- **What you will do**: Omit the images. Copy each entry word for word.

>> BEGIN

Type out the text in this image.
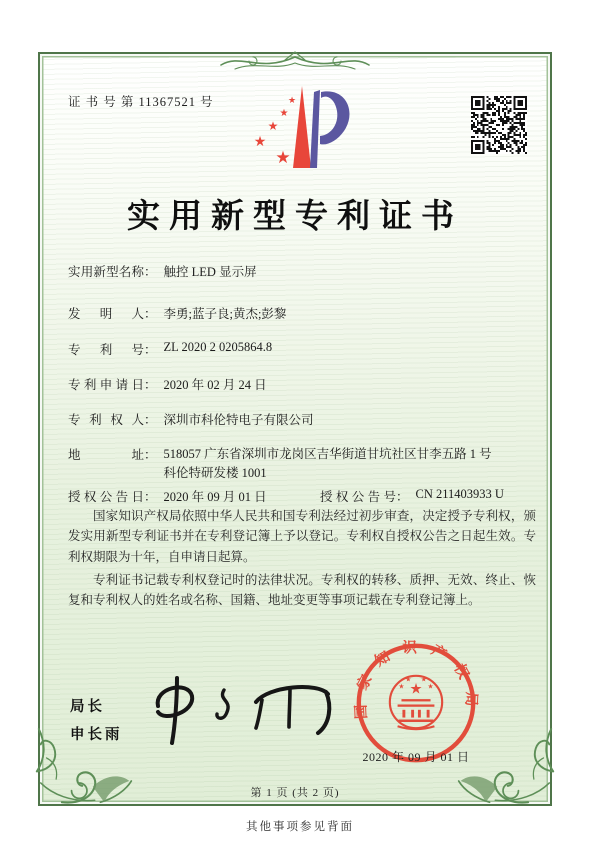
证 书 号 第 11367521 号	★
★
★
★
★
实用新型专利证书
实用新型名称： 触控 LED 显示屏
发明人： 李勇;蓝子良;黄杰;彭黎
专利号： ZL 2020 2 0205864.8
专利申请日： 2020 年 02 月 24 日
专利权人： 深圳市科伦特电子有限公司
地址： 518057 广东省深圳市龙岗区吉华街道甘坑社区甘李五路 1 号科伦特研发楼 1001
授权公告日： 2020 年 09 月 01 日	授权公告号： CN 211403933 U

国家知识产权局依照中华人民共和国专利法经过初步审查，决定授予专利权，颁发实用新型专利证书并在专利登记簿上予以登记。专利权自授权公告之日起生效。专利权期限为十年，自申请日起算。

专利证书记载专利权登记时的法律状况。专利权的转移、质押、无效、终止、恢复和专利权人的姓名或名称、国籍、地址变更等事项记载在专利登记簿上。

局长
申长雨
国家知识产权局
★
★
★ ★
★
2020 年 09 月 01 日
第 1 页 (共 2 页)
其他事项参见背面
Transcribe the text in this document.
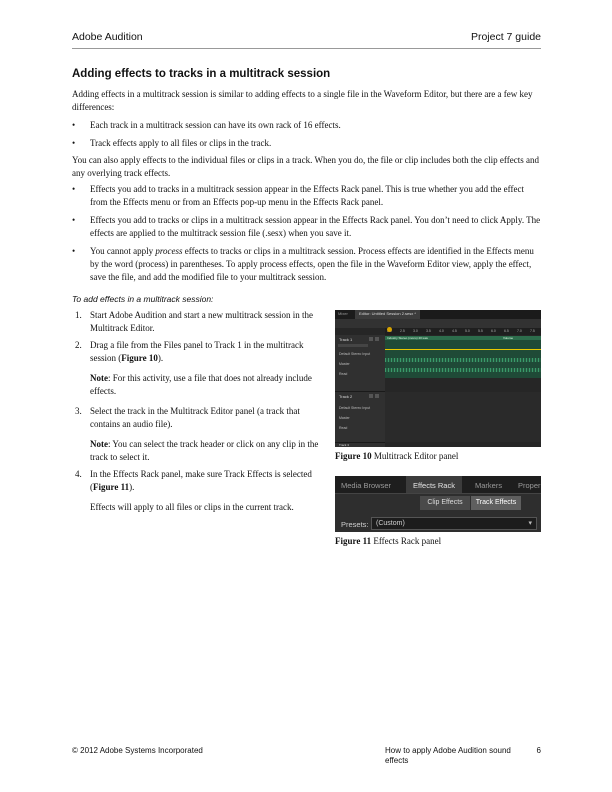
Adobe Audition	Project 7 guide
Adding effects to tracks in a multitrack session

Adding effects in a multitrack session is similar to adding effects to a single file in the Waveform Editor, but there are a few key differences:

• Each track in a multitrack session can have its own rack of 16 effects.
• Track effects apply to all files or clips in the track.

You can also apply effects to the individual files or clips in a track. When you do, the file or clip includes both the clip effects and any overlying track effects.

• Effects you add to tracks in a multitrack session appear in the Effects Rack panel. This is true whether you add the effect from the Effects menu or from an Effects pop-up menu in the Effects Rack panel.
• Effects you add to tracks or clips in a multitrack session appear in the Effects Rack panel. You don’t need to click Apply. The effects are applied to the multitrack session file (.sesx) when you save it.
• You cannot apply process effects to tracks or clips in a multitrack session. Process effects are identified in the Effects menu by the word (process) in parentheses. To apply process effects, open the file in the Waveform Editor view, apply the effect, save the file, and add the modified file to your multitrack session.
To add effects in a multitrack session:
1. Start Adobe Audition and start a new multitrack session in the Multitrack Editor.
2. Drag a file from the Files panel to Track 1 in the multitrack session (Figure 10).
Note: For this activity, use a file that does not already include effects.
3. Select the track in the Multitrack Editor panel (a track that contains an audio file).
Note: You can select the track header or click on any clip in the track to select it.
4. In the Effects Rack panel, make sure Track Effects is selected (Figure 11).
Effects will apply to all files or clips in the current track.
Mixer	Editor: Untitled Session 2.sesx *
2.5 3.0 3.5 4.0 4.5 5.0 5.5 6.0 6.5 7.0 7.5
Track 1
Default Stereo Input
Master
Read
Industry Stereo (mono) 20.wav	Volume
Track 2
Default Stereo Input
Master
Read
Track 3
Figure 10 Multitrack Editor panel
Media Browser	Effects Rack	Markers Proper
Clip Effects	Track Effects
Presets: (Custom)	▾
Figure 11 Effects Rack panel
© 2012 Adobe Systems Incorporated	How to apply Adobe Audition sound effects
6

>> END

- **Solution to the exercise**:
Type out the text in this image.
证 书 号 第 11367521 号	★
★
★
★
★
实用新型专利证书
实用新型名称： 触控 LED 显示屏
发明人： 李勇;蓝子良;黄杰;彭黎
专利号： ZL 2020 2 0205864.8
专利申请日： 2020 年 02 月 24 日
专利权人： 深圳市科伦特电子有限公司
地址： 518057 广东省深圳市龙岗区吉华街道甘坑社区甘李五路 1 号科伦特研发楼 1001
授权公告日： 2020 年 09 月 01 日	授权公告号： CN 211403933 U

国家知识产权局依照中华人民共和国专利法经过初步审查，决定授予专利权，颁发实用新型专利证书并在专利登记簿上予以登记。专利权自授权公告之日起生效。专利权期限为十年，自申请日起算。

专利证书记载专利权登记时的法律状况。专利权的转移、质押、无效、终止、恢复和专利权人的姓名或名称、国籍、地址变更等事项记载在专利登记簿上。

局长
申长雨
国家知识产权局
★
★
★ ★
★
2020 年 09 月 01 日
第 1 页 (共 2 页)
其他事项参见背面
Transcribe the text in this document.
Adobe Audition	Project 7 guide
Adding effects to tracks in a multitrack session

Adding effects in a multitrack session is similar to adding effects to a single file in the Waveform Editor, but there are a few key differences:

• Each track in a multitrack session can have its own rack of 16 effects.
• Track effects apply to all files or clips in the track.

You can also apply effects to the individual files or clips in a track. When you do, the file or clip includes both the clip effects and any overlying track effects.

• Effects you add to tracks in a multitrack session appear in the Effects Rack panel. This is true whether you add the effect from the Effects menu or from an Effects pop-up menu in the Effects Rack panel.
• Effects you add to tracks or clips in a multitrack session appear in the Effects Rack panel. You don’t need to click Apply. The effects are applied to the multitrack session file (.sesx) when you save it.
• You cannot apply process effects to tracks or clips in a multitrack session. Process effects are identified in the Effects menu by the word (process) in parentheses. To apply process effects, open the file in the Waveform Editor view, apply the effect, save the file, and add the modified file to your multitrack session.
To add effects in a multitrack session:
1. Start Adobe Audition and start a new multitrack session in the Multitrack Editor.
2. Drag a file from the Files panel to Track 1 in the multitrack session (Figure 10).
Note: For this activity, use a file that does not already include effects.
3. Select the track in the Multitrack Editor panel (a track that contains an audio file).
Note: You can select the track header or click on any clip in the track to select it.
4. In the Effects Rack panel, make sure Track Effects is selected (Figure 11).
Effects will apply to all files or clips in the current track.
Mixer	Editor: Untitled Session 2.sesx *
2.5 3.0 3.5 4.0 4.5 5.0 5.5 6.0 6.5 7.0 7.5
Track 1
Default Stereo Input
Master
Read
Industry Stereo (mono) 20.wav	Volume
Track 2
Default Stereo Input
Master
Read
Track 3
Figure 10 Multitrack Editor panel
Media Browser	Effects Rack	Markers Proper
Clip Effects	Track Effects
Presets: (Custom)	▾
Figure 11 Effects Rack panel
© 2012 Adobe Systems Incorporated	How to apply Adobe Audition sound effects
6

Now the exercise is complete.